● **Figure record listings**:
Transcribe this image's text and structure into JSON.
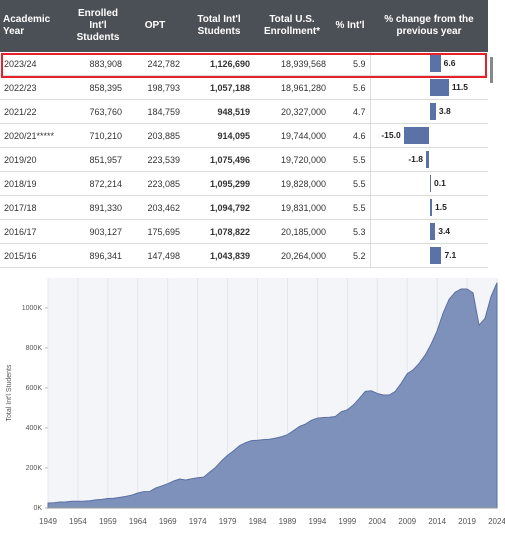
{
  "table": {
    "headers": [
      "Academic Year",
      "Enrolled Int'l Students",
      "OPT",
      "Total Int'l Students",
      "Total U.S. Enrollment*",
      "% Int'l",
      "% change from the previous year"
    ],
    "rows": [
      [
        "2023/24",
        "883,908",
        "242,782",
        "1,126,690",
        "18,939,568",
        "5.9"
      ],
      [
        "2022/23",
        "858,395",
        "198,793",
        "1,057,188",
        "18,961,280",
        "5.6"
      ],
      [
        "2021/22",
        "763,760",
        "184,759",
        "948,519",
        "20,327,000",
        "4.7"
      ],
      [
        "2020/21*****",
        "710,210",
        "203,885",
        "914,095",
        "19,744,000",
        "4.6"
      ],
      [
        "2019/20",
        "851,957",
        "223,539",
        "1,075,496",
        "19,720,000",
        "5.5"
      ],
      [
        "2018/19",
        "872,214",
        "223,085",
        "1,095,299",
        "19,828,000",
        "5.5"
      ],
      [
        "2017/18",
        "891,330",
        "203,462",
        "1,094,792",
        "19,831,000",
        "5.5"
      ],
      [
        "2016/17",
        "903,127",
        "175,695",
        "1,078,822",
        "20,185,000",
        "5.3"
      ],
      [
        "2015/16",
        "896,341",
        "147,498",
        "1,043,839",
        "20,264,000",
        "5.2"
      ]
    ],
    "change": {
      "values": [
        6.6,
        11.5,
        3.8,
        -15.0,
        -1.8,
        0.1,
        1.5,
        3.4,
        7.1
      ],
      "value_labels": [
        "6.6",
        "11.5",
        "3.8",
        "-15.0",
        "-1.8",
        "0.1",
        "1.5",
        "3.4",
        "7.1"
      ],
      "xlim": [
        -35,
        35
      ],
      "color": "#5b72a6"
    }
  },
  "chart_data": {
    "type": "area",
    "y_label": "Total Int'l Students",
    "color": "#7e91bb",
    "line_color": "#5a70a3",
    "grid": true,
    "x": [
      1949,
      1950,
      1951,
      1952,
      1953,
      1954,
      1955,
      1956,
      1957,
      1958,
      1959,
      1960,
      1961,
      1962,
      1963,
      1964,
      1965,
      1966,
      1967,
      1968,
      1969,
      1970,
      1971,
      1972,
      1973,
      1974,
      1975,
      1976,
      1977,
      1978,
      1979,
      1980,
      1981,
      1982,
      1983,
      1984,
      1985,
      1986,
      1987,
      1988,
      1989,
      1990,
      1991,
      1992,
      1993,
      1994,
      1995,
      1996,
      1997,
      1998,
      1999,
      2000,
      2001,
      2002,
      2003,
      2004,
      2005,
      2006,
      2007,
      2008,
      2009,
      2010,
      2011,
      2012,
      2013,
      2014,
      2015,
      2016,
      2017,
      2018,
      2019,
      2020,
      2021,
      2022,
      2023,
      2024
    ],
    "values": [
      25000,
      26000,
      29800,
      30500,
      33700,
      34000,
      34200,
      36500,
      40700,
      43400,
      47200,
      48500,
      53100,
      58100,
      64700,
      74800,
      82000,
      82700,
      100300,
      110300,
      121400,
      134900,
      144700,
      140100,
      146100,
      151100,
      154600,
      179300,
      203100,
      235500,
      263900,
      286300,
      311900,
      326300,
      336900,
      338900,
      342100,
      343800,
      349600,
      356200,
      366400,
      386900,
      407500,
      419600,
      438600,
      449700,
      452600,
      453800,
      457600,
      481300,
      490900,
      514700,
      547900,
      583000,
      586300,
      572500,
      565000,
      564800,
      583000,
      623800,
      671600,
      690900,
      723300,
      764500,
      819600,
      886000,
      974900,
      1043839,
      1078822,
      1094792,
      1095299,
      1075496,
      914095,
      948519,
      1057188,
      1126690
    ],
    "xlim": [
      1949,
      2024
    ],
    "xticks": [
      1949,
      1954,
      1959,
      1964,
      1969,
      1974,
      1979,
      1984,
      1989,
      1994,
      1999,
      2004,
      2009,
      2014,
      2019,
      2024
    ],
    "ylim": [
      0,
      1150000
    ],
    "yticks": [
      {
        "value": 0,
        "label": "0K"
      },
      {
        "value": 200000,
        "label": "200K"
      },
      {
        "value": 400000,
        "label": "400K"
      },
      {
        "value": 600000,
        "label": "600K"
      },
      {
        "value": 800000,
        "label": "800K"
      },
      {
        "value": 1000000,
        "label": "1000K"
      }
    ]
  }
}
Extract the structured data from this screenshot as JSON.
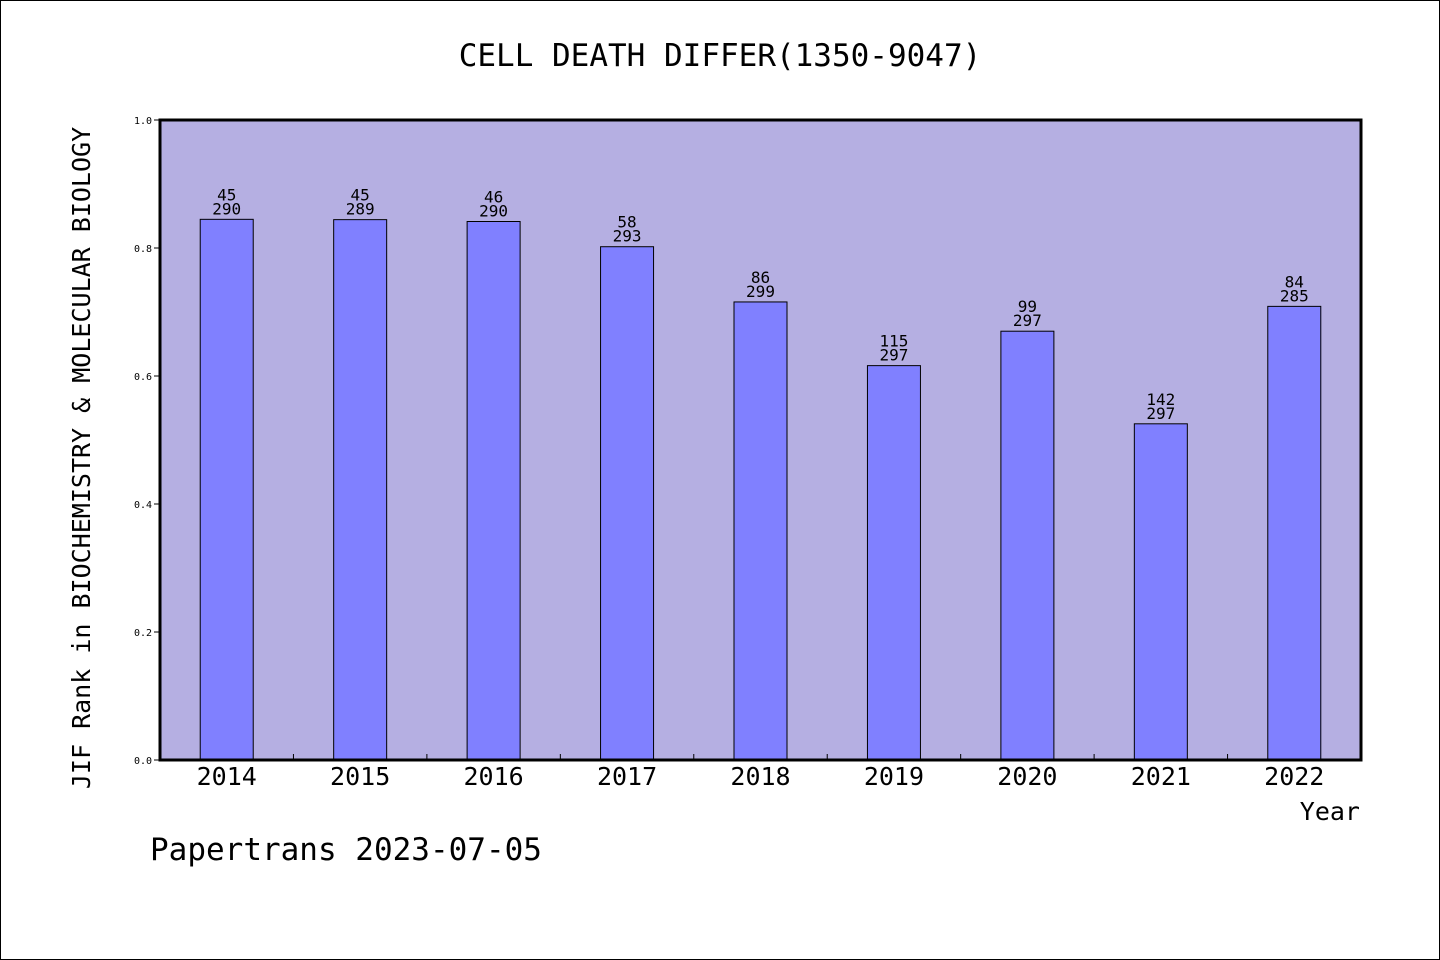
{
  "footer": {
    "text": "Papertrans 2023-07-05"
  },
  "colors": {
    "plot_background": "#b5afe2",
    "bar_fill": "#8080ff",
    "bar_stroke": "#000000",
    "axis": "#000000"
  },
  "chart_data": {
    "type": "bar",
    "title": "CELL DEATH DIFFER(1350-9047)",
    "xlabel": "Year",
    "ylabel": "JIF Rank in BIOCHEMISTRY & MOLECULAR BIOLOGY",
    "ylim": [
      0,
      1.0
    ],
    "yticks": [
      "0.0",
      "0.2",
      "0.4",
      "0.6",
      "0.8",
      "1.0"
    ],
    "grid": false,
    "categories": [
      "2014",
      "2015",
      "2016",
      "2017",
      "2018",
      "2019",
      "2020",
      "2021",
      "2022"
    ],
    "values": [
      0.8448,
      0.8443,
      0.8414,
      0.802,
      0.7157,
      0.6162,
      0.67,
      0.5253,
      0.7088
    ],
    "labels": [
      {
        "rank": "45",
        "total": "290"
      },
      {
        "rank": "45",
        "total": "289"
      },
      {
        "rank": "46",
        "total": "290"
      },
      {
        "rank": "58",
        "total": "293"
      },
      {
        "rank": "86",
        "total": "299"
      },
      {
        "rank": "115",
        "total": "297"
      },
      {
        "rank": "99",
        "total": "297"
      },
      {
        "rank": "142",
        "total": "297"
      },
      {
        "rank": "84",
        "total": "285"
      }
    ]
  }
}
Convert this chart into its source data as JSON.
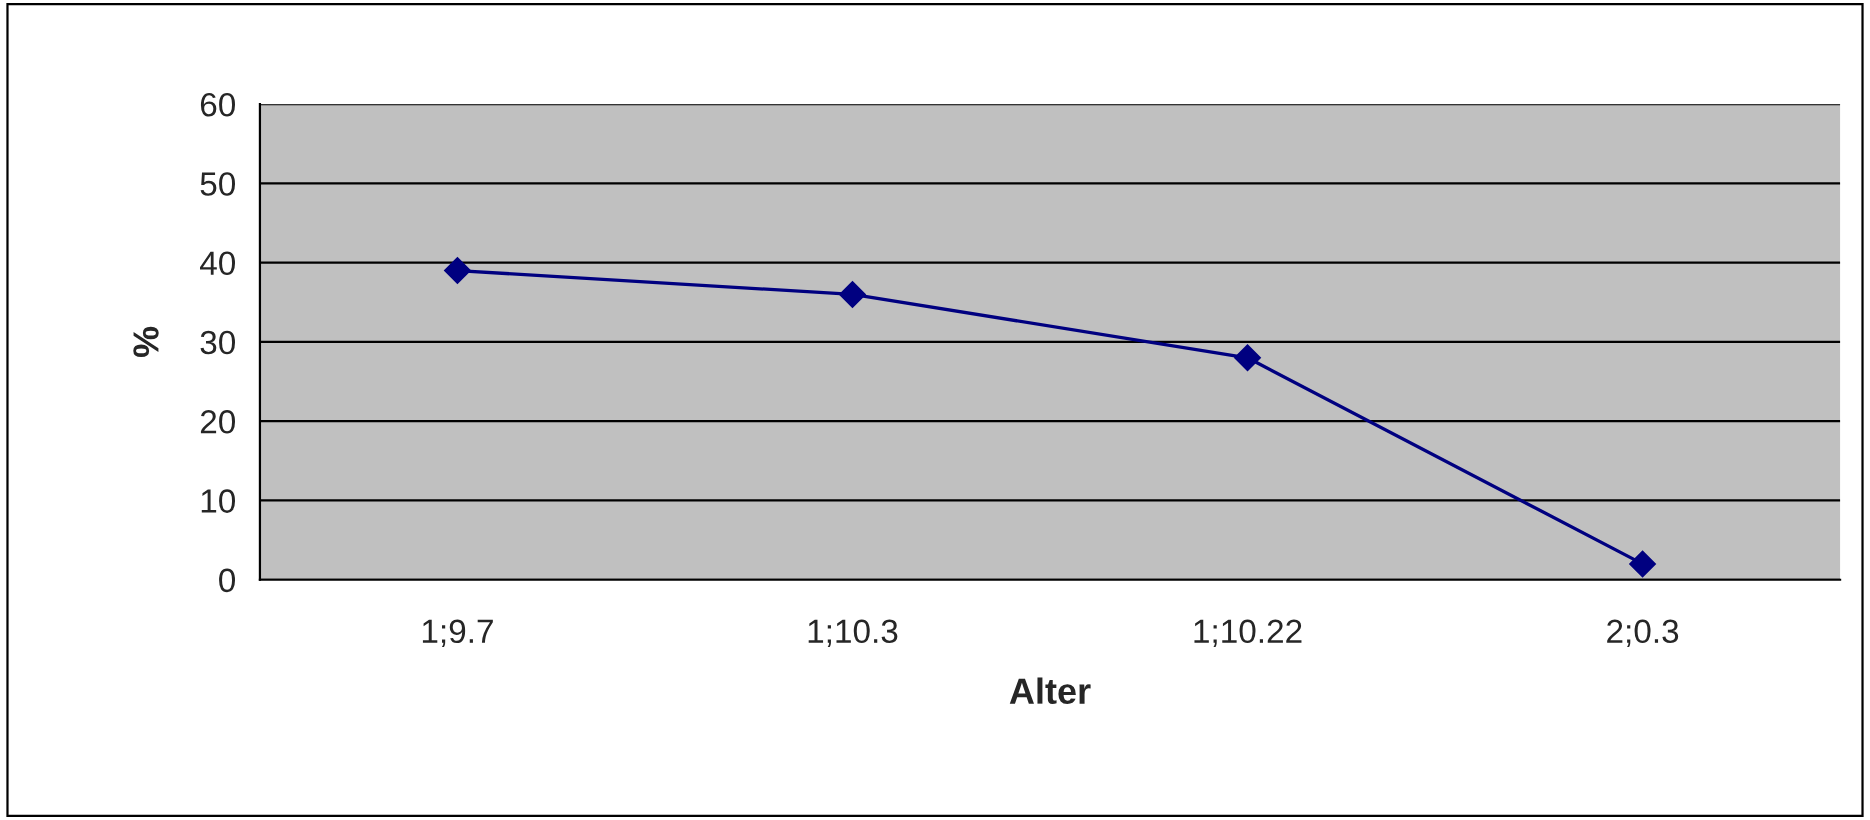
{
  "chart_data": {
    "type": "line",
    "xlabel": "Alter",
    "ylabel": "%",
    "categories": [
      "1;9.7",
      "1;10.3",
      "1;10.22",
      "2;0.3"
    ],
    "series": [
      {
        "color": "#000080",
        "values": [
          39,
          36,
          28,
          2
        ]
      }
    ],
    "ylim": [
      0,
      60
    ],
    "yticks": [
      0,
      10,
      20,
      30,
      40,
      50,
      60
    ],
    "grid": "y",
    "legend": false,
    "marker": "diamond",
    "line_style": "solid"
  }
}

● **GIVEN INSTRUCTION**: Copy every entry word for word, but omit the pictures.

● **SOLUTION TO THIS TASK**:
Transcribe this image's text and structure into JSON.
{
  "table": {
    "headers": [
      "Academic Year",
      "Enrolled Int'l Students",
      "OPT",
      "Total Int'l Students",
      "Total U.S. Enrollment*",
      "% Int'l",
      "% change from the previous year"
    ],
    "rows": [
      [
        "2023/24",
        "883,908",
        "242,782",
        "1,126,690",
        "18,939,568",
        "5.9"
      ],
      [
        "2022/23",
        "858,395",
        "198,793",
        "1,057,188",
        "18,961,280",
        "5.6"
      ],
      [
        "2021/22",
        "763,760",
        "184,759",
        "948,519",
        "20,327,000",
        "4.7"
      ],
      [
        "2020/21*****",
        "710,210",
        "203,885",
        "914,095",
        "19,744,000",
        "4.6"
      ],
      [
        "2019/20",
        "851,957",
        "223,539",
        "1,075,496",
        "19,720,000",
        "5.5"
      ],
      [
        "2018/19",
        "872,214",
        "223,085",
        "1,095,299",
        "19,828,000",
        "5.5"
      ],
      [
        "2017/18",
        "891,330",
        "203,462",
        "1,094,792",
        "19,831,000",
        "5.5"
      ],
      [
        "2016/17",
        "903,127",
        "175,695",
        "1,078,822",
        "20,185,000",
        "5.3"
      ],
      [
        "2015/16",
        "896,341",
        "147,498",
        "1,043,839",
        "20,264,000",
        "5.2"
      ]
    ],
    "change": {
      "values": [
        6.6,
        11.5,
        3.8,
        -15.0,
        -1.8,
        0.1,
        1.5,
        3.4,
        7.1
      ],
      "value_labels": [
        "6.6",
        "11.5",
        "3.8",
        "-15.0",
        "-1.8",
        "0.1",
        "1.5",
        "3.4",
        "7.1"
      ],
      "xlim": [
        -35,
        35
      ],
      "color": "#5b72a6"
    }
  },
  "chart_data": {
    "type": "area",
    "y_label": "Total Int'l Students",
    "color": "#7e91bb",
    "line_color": "#5a70a3",
    "grid": true,
    "x": [
      1949,
      1950,
      1951,
      1952,
      1953,
      1954,
      1955,
      1956,
      1957,
      1958,
      1959,
      1960,
      1961,
      1962,
      1963,
      1964,
      1965,
      1966,
      1967,
      1968,
      1969,
      1970,
      1971,
      1972,
      1973,
      1974,
      1975,
      1976,
      1977,
      1978,
      1979,
      1980,
      1981,
      1982,
      1983,
      1984,
      1985,
      1986,
      1987,
      1988,
      1989,
      1990,
      1991,
      1992,
      1993,
      1994,
      1995,
      1996,
      1997,
      1998,
      1999,
      2000,
      2001,
      2002,
      2003,
      2004,
      2005,
      2006,
      2007,
      2008,
      2009,
      2010,
      2011,
      2012,
      2013,
      2014,
      2015,
      2016,
      2017,
      2018,
      2019,
      2020,
      2021,
      2022,
      2023,
      2024
    ],
    "values": [
      25000,
      26000,
      29800,
      30500,
      33700,
      34000,
      34200,
      36500,
      40700,
      43400,
      47200,
      48500,
      53100,
      58100,
      64700,
      74800,
      82000,
      82700,
      100300,
      110300,
      121400,
      134900,
      144700,
      140100,
      146100,
      151100,
      154600,
      179300,
      203100,
      235500,
      263900,
      286300,
      311900,
      326300,
      336900,
      338900,
      342100,
      343800,
      349600,
      356200,
      366400,
      386900,
      407500,
      419600,
      438600,
      449700,
      452600,
      453800,
      457600,
      481300,
      490900,
      514700,
      547900,
      583000,
      586300,
      572500,
      565000,
      564800,
      583000,
      623800,
      671600,
      690900,
      723300,
      764500,
      819600,
      886000,
      974900,
      1043839,
      1078822,
      1094792,
      1095299,
      1075496,
      914095,
      948519,
      1057188,
      1126690
    ],
    "xlim": [
      1949,
      2024
    ],
    "xticks": [
      1949,
      1954,
      1959,
      1964,
      1969,
      1974,
      1979,
      1984,
      1989,
      1994,
      1999,
      2004,
      2009,
      2014,
      2019,
      2024
    ],
    "ylim": [
      0,
      1150000
    ],
    "yticks": [
      {
        "value": 0,
        "label": "0K"
      },
      {
        "value": 200000,
        "label": "200K"
      },
      {
        "value": 400000,
        "label": "400K"
      },
      {
        "value": 600000,
        "label": "600K"
      },
      {
        "value": 800000,
        "label": "800K"
      },
      {
        "value": 1000000,
        "label": "1000K"
      }
    ]
  }
}
Extract the structured data from this screenshot as JSON.
{
  "footer": {
    "text": "Papertrans 2023-07-05"
  },
  "colors": {
    "plot_background": "#b5afe2",
    "bar_fill": "#8080ff",
    "bar_stroke": "#000000",
    "axis": "#000000"
  },
  "chart_data": {
    "type": "bar",
    "title": "CELL DEATH DIFFER(1350-9047)",
    "xlabel": "Year",
    "ylabel": "JIF Rank in BIOCHEMISTRY & MOLECULAR BIOLOGY",
    "ylim": [
      0,
      1.0
    ],
    "yticks": [
      "0.0",
      "0.2",
      "0.4",
      "0.6",
      "0.8",
      "1.0"
    ],
    "grid": false,
    "categories": [
      "2014",
      "2015",
      "2016",
      "2017",
      "2018",
      "2019",
      "2020",
      "2021",
      "2022"
    ],
    "values": [
      0.8448,
      0.8443,
      0.8414,
      0.802,
      0.7157,
      0.6162,
      0.67,
      0.5253,
      0.7088
    ],
    "labels": [
      {
        "rank": "45",
        "total": "290"
      },
      {
        "rank": "45",
        "total": "289"
      },
      {
        "rank": "46",
        "total": "290"
      },
      {
        "rank": "58",
        "total": "293"
      },
      {
        "rank": "86",
        "total": "299"
      },
      {
        "rank": "115",
        "total": "297"
      },
      {
        "rank": "99",
        "total": "297"
      },
      {
        "rank": "142",
        "total": "297"
      },
      {
        "rank": "84",
        "total": "285"
      }
    ]
  }
}
Convert this chart into its source data as JSON.
{
  "chart_data": {
    "type": "line",
    "xlabel": "Alter",
    "ylabel": "%",
    "categories": [
      "1;9.7",
      "1;10.3",
      "1;10.22",
      "2;0.3"
    ],
    "series": [
      {
        "color": "#000080",
        "values": [
          39,
          36,
          28,
          2
        ]
      }
    ],
    "ylim": [
      0,
      60
    ],
    "yticks": [
      0,
      10,
      20,
      30,
      40,
      50,
      60
    ],
    "grid": "y",
    "legend": false,
    "marker": "diamond",
    "line_style": "solid"
  }
}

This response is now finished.